*CONSEGNA:* Trascriva per intero il testo sul cibo, senza alcuna modifica.

(669) Cibo

Credo sia l’argomento più delicato che si possa toccare – escluso il tema delle religioni – con chiunque. Ognuno ha la sua teoria e ognuno ha la sua pratica, ognuno si sente punto sul vivo quando un commento anche innocuo sfiora l’argomento e ognuno ha prove certe e insindacabili che si può morire di un certo alimento o dell’altro, tutti esperti, tutti scienziati. Tutti.

Io no. Ho provato una volta sola in vita mia a seguire una dieta, poteva funzionare, certo, ma non ha portato risultati duraturi e soddisfacenti, ma mi ha fatto odiare i ceci (ndr. è una lunga storia). Il punto è che più uno mi impone di evitare certi alimenti e più vengo presa dall’ossessione per quesgli stessi – che magari prima non avevo mai considerato. Psicologicamente parlando sono da manuale, nei fatti mangio quello che mi pare.

*DATI ESTRATTI:*
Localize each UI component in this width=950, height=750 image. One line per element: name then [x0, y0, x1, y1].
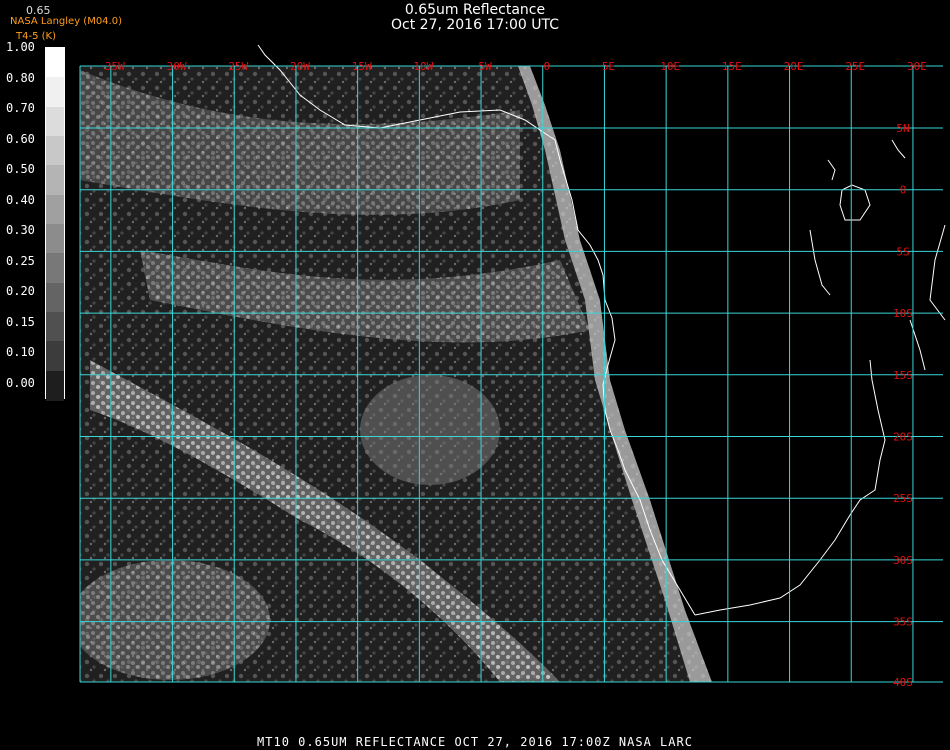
colorbar-label: 0.70	[6, 101, 35, 116]
longitude-label: 30W	[167, 60, 187, 73]
colorbar	[45, 47, 65, 401]
latitude-label: 5S	[896, 245, 909, 258]
colorbar-segment	[46, 312, 64, 343]
latitude-label: 25S	[893, 492, 913, 505]
colorbar-segment	[46, 341, 64, 372]
cloud-cluster-southwest	[80, 560, 270, 680]
lake-rudolf	[891, 139, 906, 159]
lake-victoria	[839, 184, 871, 221]
longitude-label: 5E	[602, 60, 615, 73]
colorbar-label: 0.30	[6, 223, 35, 238]
east-coast	[929, 224, 946, 321]
longitude-label: 30E	[907, 60, 927, 73]
longitude-label: 35W	[105, 60, 125, 73]
longitude-label: 10E	[660, 60, 680, 73]
colorbar-segment	[46, 48, 64, 79]
colorbar-label: 1.00	[6, 40, 35, 54]
longitude-label: 10W	[413, 60, 433, 73]
latitude-label: 30S	[893, 554, 913, 567]
colorbar-segment	[46, 77, 64, 108]
colorbar-segment	[46, 194, 64, 225]
colorbar-label: 0.00	[6, 376, 35, 390]
longitude-label: 25W	[228, 60, 248, 73]
latitude-label: 40S	[893, 676, 913, 689]
latitude-label: 0	[900, 184, 907, 197]
colorbar-segment	[46, 282, 64, 313]
lake-tanganyika	[809, 229, 831, 296]
longitude-label: 20E	[784, 60, 804, 73]
colorbar-label: 0.60	[6, 131, 35, 146]
satellite-map: 35W 30W 25W 20W 15W 10W 5W 0 5E 10E 15E 20E 25E 30E 35…	[79, 44, 946, 689]
latitude-label: 5N	[896, 122, 909, 135]
colorbar-label: 0.80	[6, 70, 35, 85]
latitude-label: 20S	[893, 431, 913, 444]
colorbar-segment	[46, 165, 64, 196]
colorbar-segment	[46, 136, 64, 167]
colorbar-label: 0.40	[6, 192, 35, 207]
map-title: 0.65um Reflectance	[404, 2, 546, 18]
latitude-label: 15S	[893, 369, 913, 382]
colorbar-segment	[46, 370, 64, 401]
map-datetime: Oct 27, 2016 17:00 UTC	[391, 17, 559, 33]
colorbar-label: 0.10	[6, 345, 35, 360]
longitude-label: 25E	[845, 60, 865, 73]
cloud-cluster-center	[360, 375, 500, 485]
colorbar-label: 0.15	[6, 314, 35, 329]
latitude-label: 35S	[893, 616, 913, 629]
latitude-label: 10S	[893, 307, 913, 320]
colorbar-segment	[46, 253, 64, 284]
longitude-label: 15W	[352, 60, 372, 73]
longitude-label: 5W	[478, 60, 492, 73]
lake-malawi	[909, 319, 926, 371]
longitude-label: 0	[543, 60, 550, 73]
satellite-imagery	[80, 66, 712, 682]
footer-caption: MT10 0.65UM REFLECTANCE OCT 27, 2016 17:…	[257, 735, 693, 749]
colorbar-segment	[46, 224, 64, 255]
colorbar-label: 0.50	[6, 162, 35, 177]
colorbar-label: 0.20	[6, 284, 35, 299]
colorbar-segment	[46, 106, 64, 137]
longitude-label: 20W	[290, 60, 310, 73]
lake-turkana	[827, 159, 836, 181]
longitude-label: 15E	[722, 60, 742, 73]
colorbar-label: 0.25	[6, 253, 35, 268]
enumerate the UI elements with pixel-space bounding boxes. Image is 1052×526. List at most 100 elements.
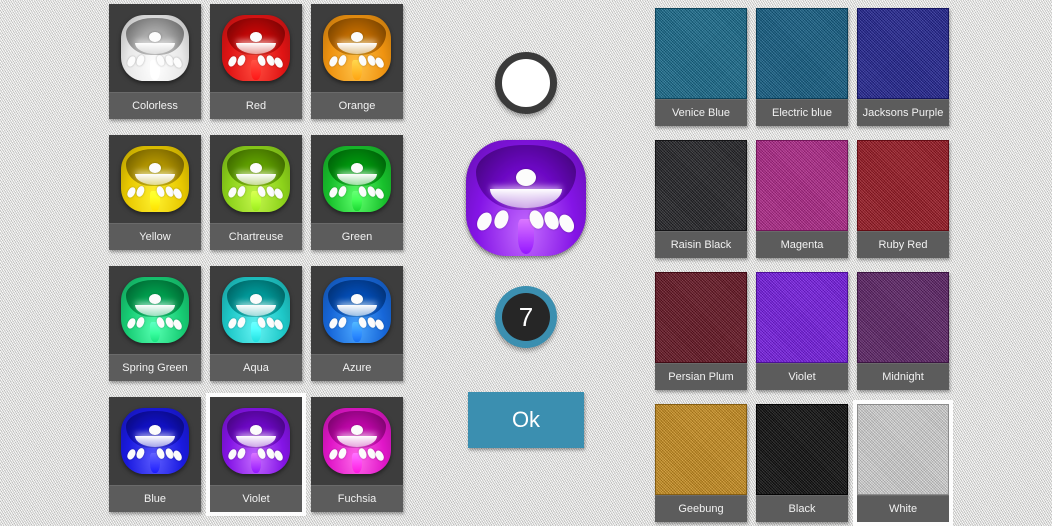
dice-color-preview <box>109 135 201 224</box>
dice-color-label: Colorless <box>109 92 201 119</box>
felt-color-label: Black <box>756 495 848 522</box>
felt-color-label: Jacksons Purple <box>857 99 949 126</box>
dice-color-label: Aqua <box>210 354 302 381</box>
felt-color-tile[interactable]: Midnight <box>857 272 949 390</box>
dice-color-tile[interactable]: Aqua <box>210 266 302 381</box>
felt-color-label: Venice Blue <box>655 99 747 126</box>
felt-weave-texture <box>656 9 746 99</box>
die-pip <box>351 424 363 435</box>
dice-color-tile[interactable]: Fuchsia <box>311 397 403 512</box>
dice-color-label: Azure <box>311 354 403 381</box>
die-icon <box>222 277 290 344</box>
felt-color-preview <box>857 140 949 232</box>
dice-color-tile[interactable]: Chartreuse <box>210 135 302 250</box>
die-pip <box>250 293 262 304</box>
dice-color-label: Blue <box>109 485 201 512</box>
die-pip <box>351 162 363 173</box>
dice-color-label: Yellow <box>109 223 201 250</box>
dice-color-label: Violet <box>210 485 302 512</box>
dice-color-tile[interactable]: Red <box>210 4 302 119</box>
felt-preview-swatch-wrap <box>410 52 642 114</box>
felt-weave-texture <box>858 405 948 495</box>
die-icon <box>121 408 189 475</box>
felt-color-preview <box>655 8 747 100</box>
die-pip <box>250 31 262 42</box>
dice-color-tile[interactable]: Azure <box>311 266 403 381</box>
die-pip <box>351 31 363 42</box>
dice-color-label: Spring Green <box>109 354 201 381</box>
dice-color-preview <box>311 135 403 224</box>
dice-color-preview <box>109 397 201 486</box>
felt-color-tile[interactable]: Magenta <box>756 140 848 258</box>
felt-weave-texture <box>656 141 746 231</box>
felt-weave-texture <box>757 9 847 99</box>
felt-color-preview <box>756 140 848 232</box>
die-icon <box>323 277 391 344</box>
felt-weave-texture <box>656 273 746 363</box>
dice-color-preview <box>210 4 302 93</box>
felt-color-tile[interactable]: White <box>853 400 953 526</box>
die-icon <box>222 408 290 475</box>
felt-color-tile[interactable]: Ruby Red <box>857 140 949 258</box>
dice-count-badge[interactable]: 7 <box>495 286 557 348</box>
felt-preview-swatch[interactable] <box>495 52 557 114</box>
felt-color-label: Ruby Red <box>857 231 949 258</box>
die-preview-wrap <box>410 140 642 256</box>
felt-weave-texture <box>757 405 847 495</box>
felt-color-grid: Venice Blue Electric blue Jacksons Purple R… <box>655 8 953 526</box>
felt-color-label: Violet <box>756 363 848 390</box>
die-icon <box>323 15 391 82</box>
dice-color-preview <box>109 266 201 355</box>
felt-color-label: White <box>857 495 949 522</box>
felt-color-tile[interactable]: Persian Plum <box>655 272 747 390</box>
dice-color-preview <box>210 135 302 224</box>
dice-color-tile[interactable]: Orange <box>311 4 403 119</box>
die-pip <box>250 424 262 435</box>
felt-color-preview <box>857 8 949 100</box>
die-pip <box>250 162 262 173</box>
dice-color-label: Chartreuse <box>210 223 302 250</box>
felt-color-tile[interactable]: Black <box>756 404 848 522</box>
dice-color-preview <box>109 4 201 93</box>
dice-color-tile[interactable]: Yellow <box>109 135 201 250</box>
die-icon <box>323 408 391 475</box>
felt-color-preview <box>756 272 848 364</box>
ok-button[interactable]: Ok <box>468 392 584 448</box>
felt-color-tile[interactable]: Geebung <box>655 404 747 522</box>
felt-weave-texture <box>858 273 948 363</box>
dice-color-preview <box>311 397 403 486</box>
felt-color-tile[interactable]: Electric blue <box>756 8 848 126</box>
dice-color-tile[interactable]: Green <box>311 135 403 250</box>
dice-color-preview <box>311 266 403 355</box>
dice-color-preview <box>311 4 403 93</box>
die-icon <box>121 277 189 344</box>
die-pip <box>351 293 363 304</box>
felt-color-label: Magenta <box>756 231 848 258</box>
felt-color-tile[interactable]: Raisin Black <box>655 140 747 258</box>
dice-color-tile[interactable]: Blue <box>109 397 201 512</box>
felt-color-label: Raisin Black <box>655 231 747 258</box>
dice-color-label: Orange <box>311 92 403 119</box>
dice-color-preview <box>210 266 302 355</box>
die-icon <box>222 15 290 82</box>
die-icon <box>323 146 391 213</box>
dice-color-label: Red <box>210 92 302 119</box>
dice-color-label: Green <box>311 223 403 250</box>
dice-color-tile[interactable]: Spring Green <box>109 266 201 381</box>
felt-color-label: Midnight <box>857 363 949 390</box>
felt-weave-texture <box>757 273 847 363</box>
dice-color-tile[interactable]: Violet <box>206 393 306 516</box>
die-preview[interactable] <box>466 140 586 256</box>
dice-color-tile[interactable]: Colorless <box>109 4 201 119</box>
felt-color-preview <box>857 272 949 364</box>
felt-color-preview <box>655 404 747 496</box>
felt-color-preview <box>756 8 848 100</box>
felt-color-preview <box>756 404 848 496</box>
die-pip <box>149 293 161 304</box>
die-icon <box>121 146 189 213</box>
felt-color-tile[interactable]: Venice Blue <box>655 8 747 126</box>
felt-color-tile[interactable]: Jacksons Purple <box>857 8 949 126</box>
felt-weave-texture <box>858 9 948 99</box>
felt-color-tile[interactable]: Violet <box>756 272 848 390</box>
dice-count-value: 7 <box>502 293 550 341</box>
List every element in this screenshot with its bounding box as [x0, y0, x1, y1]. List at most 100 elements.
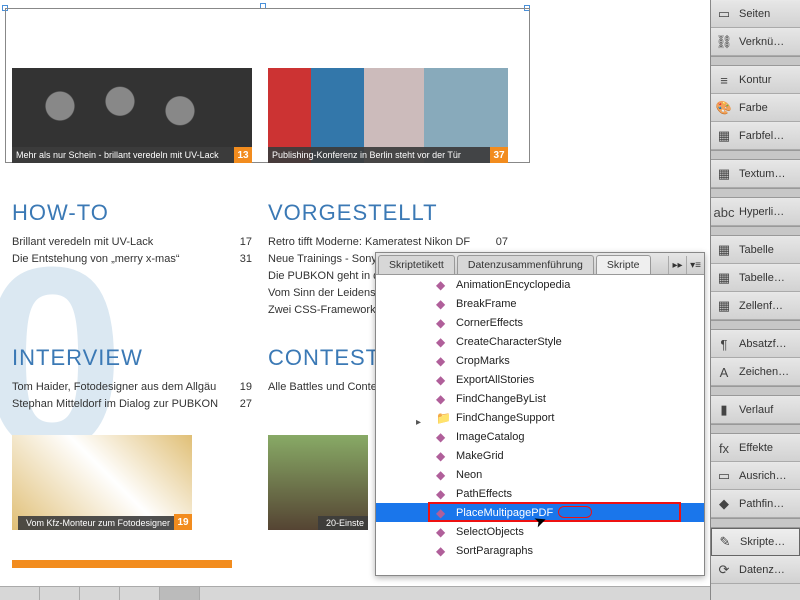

*ESERCIZIO SVOLTO:*
(669) Cibo

Credo sia l’argomento più delicato che si possa toccare – escluso il tema delle religioni – con chiunque. Ognuno ha la sua teoria e ognuno ha la sua pratica, ognuno si sente punto sul vivo quando un commento anche innocuo sfiora l’argomento e ognuno ha prove certe e insindacabili che si può morire di un certo alimento o dell’altro, tutti esperti, tutti scienziati. Tutti.

Io no. Ho provato una volta sola in vita mia a seguire una dieta, poteva funzionare, certo, ma non ha portato risultati duraturi e soddisfacenti, ma mi ha fatto odiare i ceci (ndr. è una lunga storia). Il punto è che più uno mi impone di evitare certi alimenti e più vengo presa dall’ossessione per quesgli stessi – che magari prima non avevo mai considerato. Psicologicamente parlando sono da manuale, nei fatti mangio quello che mi pare.